> WORK REQUIRED
Records follow. Copy every line with "type".

Collected data
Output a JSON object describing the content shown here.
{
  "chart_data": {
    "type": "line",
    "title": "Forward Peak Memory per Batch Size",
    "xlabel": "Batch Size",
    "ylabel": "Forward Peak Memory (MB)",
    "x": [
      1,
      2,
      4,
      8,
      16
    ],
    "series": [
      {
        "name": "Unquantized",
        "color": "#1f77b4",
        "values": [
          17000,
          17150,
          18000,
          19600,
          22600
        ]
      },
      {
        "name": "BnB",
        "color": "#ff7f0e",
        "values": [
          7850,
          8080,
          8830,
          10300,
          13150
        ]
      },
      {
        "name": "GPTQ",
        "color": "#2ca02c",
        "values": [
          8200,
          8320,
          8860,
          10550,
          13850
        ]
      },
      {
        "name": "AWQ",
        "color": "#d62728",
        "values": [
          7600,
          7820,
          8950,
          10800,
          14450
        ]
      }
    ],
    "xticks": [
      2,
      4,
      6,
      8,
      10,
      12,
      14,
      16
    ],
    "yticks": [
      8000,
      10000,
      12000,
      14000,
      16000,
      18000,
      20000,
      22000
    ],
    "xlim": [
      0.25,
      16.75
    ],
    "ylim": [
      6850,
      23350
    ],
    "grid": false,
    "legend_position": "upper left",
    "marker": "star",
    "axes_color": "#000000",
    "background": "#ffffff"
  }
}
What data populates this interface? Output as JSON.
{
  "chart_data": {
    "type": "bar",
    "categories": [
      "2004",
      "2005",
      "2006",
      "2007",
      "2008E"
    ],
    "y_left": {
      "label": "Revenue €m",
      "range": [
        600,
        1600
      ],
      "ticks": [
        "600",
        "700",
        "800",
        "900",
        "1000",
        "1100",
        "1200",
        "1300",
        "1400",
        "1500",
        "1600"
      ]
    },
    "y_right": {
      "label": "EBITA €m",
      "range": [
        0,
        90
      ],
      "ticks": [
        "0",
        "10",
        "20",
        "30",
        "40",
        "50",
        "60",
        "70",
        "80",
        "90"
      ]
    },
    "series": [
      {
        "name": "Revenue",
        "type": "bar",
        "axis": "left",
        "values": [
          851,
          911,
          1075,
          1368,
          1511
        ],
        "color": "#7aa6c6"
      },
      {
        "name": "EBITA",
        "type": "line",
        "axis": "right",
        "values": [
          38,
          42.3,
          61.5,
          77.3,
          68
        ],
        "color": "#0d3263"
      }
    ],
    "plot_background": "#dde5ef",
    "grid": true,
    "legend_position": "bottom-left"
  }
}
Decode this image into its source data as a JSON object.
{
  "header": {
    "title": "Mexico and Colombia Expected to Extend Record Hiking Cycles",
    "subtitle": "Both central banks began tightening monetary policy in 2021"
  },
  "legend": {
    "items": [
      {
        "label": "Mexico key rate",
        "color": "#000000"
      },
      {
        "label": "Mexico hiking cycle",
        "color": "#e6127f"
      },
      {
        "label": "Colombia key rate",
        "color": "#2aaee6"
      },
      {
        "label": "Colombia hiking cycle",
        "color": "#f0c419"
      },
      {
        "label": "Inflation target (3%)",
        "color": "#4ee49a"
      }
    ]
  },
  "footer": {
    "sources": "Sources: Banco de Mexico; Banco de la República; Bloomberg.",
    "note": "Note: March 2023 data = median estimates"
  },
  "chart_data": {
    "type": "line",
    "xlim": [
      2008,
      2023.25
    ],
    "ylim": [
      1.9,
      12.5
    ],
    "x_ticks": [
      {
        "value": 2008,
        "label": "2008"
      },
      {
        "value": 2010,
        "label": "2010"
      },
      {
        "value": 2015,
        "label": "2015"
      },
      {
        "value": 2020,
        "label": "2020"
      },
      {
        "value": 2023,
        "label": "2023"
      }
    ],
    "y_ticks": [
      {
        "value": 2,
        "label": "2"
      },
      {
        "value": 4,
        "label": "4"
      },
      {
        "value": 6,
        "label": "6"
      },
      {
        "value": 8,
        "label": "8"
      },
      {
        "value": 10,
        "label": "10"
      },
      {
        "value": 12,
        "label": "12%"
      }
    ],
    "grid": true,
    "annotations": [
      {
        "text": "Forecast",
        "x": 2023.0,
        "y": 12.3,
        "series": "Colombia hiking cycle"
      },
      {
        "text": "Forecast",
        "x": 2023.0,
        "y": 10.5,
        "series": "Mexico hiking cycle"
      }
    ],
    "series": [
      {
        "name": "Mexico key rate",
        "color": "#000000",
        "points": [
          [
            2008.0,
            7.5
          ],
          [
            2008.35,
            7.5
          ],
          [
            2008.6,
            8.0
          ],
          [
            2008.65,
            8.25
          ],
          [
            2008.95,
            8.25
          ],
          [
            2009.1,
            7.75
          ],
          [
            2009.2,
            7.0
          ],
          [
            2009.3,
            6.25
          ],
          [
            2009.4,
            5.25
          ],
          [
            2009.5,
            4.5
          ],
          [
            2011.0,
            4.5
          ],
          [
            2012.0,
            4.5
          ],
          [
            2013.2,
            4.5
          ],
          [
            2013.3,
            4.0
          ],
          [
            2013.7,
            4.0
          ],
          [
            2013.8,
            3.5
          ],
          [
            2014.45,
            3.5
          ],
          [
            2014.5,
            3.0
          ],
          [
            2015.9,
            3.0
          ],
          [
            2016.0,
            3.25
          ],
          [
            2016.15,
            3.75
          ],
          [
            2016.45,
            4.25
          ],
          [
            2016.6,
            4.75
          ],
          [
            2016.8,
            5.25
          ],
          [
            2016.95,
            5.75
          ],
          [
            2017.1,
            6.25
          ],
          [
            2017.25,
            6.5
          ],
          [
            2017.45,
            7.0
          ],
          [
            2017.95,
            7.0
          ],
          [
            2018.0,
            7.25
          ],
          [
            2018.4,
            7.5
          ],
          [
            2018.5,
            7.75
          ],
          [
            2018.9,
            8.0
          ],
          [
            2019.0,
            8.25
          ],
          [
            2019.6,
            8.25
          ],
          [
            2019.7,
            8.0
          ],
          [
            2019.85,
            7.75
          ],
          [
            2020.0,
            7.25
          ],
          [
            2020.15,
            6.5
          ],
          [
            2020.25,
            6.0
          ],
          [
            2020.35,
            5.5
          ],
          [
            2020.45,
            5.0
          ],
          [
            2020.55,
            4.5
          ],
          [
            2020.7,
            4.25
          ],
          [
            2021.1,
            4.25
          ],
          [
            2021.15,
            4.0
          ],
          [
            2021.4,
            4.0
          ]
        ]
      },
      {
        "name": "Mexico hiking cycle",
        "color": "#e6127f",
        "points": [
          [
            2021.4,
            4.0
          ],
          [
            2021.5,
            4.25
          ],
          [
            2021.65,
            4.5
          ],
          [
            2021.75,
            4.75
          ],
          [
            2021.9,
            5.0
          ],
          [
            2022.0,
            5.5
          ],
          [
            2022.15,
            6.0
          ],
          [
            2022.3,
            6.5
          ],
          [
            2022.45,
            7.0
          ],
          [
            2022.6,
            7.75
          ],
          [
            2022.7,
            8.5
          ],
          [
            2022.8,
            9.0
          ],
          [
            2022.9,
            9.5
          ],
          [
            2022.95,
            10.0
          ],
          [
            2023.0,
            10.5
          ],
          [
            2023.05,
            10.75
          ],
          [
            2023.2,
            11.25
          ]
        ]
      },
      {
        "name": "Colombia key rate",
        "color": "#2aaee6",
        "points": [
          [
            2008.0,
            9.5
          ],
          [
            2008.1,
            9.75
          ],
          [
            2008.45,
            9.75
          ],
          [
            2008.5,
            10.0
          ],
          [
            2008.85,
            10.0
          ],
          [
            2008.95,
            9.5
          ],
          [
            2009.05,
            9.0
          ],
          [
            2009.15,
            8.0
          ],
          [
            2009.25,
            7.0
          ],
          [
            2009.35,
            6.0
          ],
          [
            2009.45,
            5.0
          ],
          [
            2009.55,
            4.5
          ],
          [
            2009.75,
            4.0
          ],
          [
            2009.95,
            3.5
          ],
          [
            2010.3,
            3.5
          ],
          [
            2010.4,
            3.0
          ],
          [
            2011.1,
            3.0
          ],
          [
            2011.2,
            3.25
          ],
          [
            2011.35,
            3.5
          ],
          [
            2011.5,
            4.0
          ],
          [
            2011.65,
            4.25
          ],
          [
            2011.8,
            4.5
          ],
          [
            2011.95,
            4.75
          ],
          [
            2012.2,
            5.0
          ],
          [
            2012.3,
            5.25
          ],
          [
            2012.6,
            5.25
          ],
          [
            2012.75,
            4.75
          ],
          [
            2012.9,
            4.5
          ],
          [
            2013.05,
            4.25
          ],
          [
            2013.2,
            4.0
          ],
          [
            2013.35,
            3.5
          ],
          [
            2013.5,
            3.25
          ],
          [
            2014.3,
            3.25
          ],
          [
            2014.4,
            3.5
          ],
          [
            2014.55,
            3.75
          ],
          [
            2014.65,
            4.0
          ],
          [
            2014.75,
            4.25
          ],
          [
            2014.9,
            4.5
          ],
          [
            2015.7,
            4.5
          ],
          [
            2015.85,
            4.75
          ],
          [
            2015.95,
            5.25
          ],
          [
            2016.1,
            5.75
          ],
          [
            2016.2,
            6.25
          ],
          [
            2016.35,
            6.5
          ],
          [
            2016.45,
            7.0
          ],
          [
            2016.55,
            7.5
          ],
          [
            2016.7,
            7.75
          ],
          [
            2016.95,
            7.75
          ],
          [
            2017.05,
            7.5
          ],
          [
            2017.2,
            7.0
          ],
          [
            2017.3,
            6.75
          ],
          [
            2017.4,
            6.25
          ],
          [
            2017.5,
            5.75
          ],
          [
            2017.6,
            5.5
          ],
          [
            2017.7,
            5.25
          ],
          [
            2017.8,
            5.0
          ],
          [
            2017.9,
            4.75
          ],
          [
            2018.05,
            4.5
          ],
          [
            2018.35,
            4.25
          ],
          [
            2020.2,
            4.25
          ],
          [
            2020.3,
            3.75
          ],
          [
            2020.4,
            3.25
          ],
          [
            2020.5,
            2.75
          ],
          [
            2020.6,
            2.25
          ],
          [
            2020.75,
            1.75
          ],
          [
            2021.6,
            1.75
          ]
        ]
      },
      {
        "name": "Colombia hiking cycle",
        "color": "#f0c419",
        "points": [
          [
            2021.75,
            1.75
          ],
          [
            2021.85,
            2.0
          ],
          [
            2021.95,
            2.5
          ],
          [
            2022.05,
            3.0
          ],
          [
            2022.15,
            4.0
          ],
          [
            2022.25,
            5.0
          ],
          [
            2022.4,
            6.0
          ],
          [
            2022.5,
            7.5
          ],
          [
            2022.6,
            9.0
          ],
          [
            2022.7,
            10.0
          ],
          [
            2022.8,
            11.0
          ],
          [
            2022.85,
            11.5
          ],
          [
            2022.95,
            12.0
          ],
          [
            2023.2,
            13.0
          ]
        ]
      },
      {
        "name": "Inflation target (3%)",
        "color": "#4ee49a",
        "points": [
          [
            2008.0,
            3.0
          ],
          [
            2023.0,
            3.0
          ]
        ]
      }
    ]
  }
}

> SOLUTION
    "type": "line",
    "type": "bar",
        "type": "bar",
        "type": "line",
    "type": "line",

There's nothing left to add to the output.